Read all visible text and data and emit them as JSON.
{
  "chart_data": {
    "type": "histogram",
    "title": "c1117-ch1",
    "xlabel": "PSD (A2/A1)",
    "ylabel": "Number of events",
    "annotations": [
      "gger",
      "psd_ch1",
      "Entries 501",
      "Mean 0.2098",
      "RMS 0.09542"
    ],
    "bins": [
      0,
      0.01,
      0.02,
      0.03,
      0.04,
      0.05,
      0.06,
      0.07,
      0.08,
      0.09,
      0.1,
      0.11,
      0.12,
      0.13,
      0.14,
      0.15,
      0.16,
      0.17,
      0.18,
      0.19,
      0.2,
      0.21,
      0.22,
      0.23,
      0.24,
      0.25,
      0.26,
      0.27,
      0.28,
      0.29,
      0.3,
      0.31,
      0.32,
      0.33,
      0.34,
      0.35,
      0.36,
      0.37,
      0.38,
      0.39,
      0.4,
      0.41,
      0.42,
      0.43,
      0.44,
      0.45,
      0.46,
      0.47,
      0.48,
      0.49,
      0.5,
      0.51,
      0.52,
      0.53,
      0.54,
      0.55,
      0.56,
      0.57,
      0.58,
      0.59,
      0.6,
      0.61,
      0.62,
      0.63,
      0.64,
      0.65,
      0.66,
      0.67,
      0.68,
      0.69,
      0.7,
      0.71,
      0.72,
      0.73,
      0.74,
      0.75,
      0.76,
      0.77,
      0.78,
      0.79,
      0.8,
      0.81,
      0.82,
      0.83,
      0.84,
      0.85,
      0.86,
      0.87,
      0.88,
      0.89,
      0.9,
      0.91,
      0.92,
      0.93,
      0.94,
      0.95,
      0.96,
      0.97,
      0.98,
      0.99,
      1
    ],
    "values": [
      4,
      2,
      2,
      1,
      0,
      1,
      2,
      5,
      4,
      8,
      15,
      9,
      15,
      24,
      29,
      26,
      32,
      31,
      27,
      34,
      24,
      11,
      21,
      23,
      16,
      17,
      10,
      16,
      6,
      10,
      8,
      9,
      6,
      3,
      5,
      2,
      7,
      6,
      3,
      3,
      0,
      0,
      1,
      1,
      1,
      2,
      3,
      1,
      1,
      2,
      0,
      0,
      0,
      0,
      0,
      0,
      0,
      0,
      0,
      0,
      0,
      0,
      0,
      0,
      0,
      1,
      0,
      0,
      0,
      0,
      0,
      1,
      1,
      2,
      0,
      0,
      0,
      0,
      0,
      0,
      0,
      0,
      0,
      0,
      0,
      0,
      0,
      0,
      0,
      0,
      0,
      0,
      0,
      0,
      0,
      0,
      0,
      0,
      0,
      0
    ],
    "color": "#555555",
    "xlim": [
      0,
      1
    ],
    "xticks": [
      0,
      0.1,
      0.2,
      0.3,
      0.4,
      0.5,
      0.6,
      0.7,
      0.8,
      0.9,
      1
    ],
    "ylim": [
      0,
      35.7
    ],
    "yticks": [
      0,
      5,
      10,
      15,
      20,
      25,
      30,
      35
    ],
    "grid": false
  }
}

+ + +

** OBJECTIVE **
Your task is to repeat the data exactly; please include every line.

** RESPONSE **
Read all visible text and data and emit them as JSON.
{
  "chart_data": {
    "type": "histogram",
    "title": "c1117-ch1",
    "xlabel": "PSD (A2/A1)",
    "ylabel": "Number of events",
    "annotations": [
      "gger",
      "psd_ch1",
      "Entries 501",
      "Mean 0.2098",
      "RMS 0.09542"
    ],
    "bins": [
      0,
      0.01,
      0.02,
      0.03,
      0.04,
      0.05,
      0.06,
      0.07,
      0.08,
      0.09,
      0.1,
      0.11,
      0.12,
      0.13,
      0.14,
      0.15,
      0.16,
      0.17,
      0.18,
      0.19,
      0.2,
      0.21,
      0.22,
      0.23,
      0.24,
      0.25,
      0.26,
      0.27,
      0.28,
      0.29,
      0.3,
      0.31,
      0.32,
      0.33,
      0.34,
      0.35,
      0.36,
      0.37,
      0.38,
      0.39,
      0.4,
      0.41,
      0.42,
      0.43,
      0.44,
      0.45,
      0.46,
      0.47,
      0.48,
      0.49,
      0.5,
      0.51,
      0.52,
      0.53,
      0.54,
      0.55,
      0.56,
      0.57,
      0.58,
      0.59,
      0.6,
      0.61,
      0.62,
      0.63,
      0.64,
      0.65,
      0.66,
      0.67,
      0.68,
      0.69,
      0.7,
      0.71,
      0.72,
      0.73,
      0.74,
      0.75,
      0.76,
      0.77,
      0.78,
      0.79,
      0.8,
      0.81,
      0.82,
      0.83,
      0.84,
      0.85,
      0.86,
      0.87,
      0.88,
      0.89,
      0.9,
      0.91,
      0.92,
      0.93,
      0.94,
      0.95,
      0.96,
      0.97,
      0.98,
      0.99,
      1
    ],
    "values": [
      4,
      2,
      2,
      1,
      0,
      1,
      2,
      5,
      4,
      8,
      15,
      9,
      15,
      24,
      29,
      26,
      32,
      31,
      27,
      34,
      24,
      11,
      21,
      23,
      16,
      17,
      10,
      16,
      6,
      10,
      8,
      9,
      6,
      3,
      5,
      2,
      7,
      6,
      3,
      3,
      0,
      0,
      1,
      1,
      1,
      2,
      3,
      1,
      1,
      2,
      0,
      0,
      0,
      0,
      0,
      0,
      0,
      0,
      0,
      0,
      0,
      0,
      0,
      0,
      0,
      1,
      0,
      0,
      0,
      0,
      0,
      1,
      1,
      2,
      0,
      0,
      0,
      0,
      0,
      0,
      0,
      0,
      0,
      0,
      0,
      0,
      0,
      0,
      0,
      0,
      0,
      0,
      0,
      0,
      0,
      0,
      0,
      0,
      0,
      0
    ],
    "color": "#555555",
    "xlim": [
      0,
      1
    ],
    "xticks": [
      0,
      0.1,
      0.2,
      0.3,
      0.4,
      0.5,
      0.6,
      0.7,
      0.8,
      0.9,
      1
    ],
    "ylim": [
      0,
      35.7
    ],
    "yticks": [
      0,
      5,
      10,
      15,
      20,
      25,
      30,
      35
    ],
    "grid": false
  }
}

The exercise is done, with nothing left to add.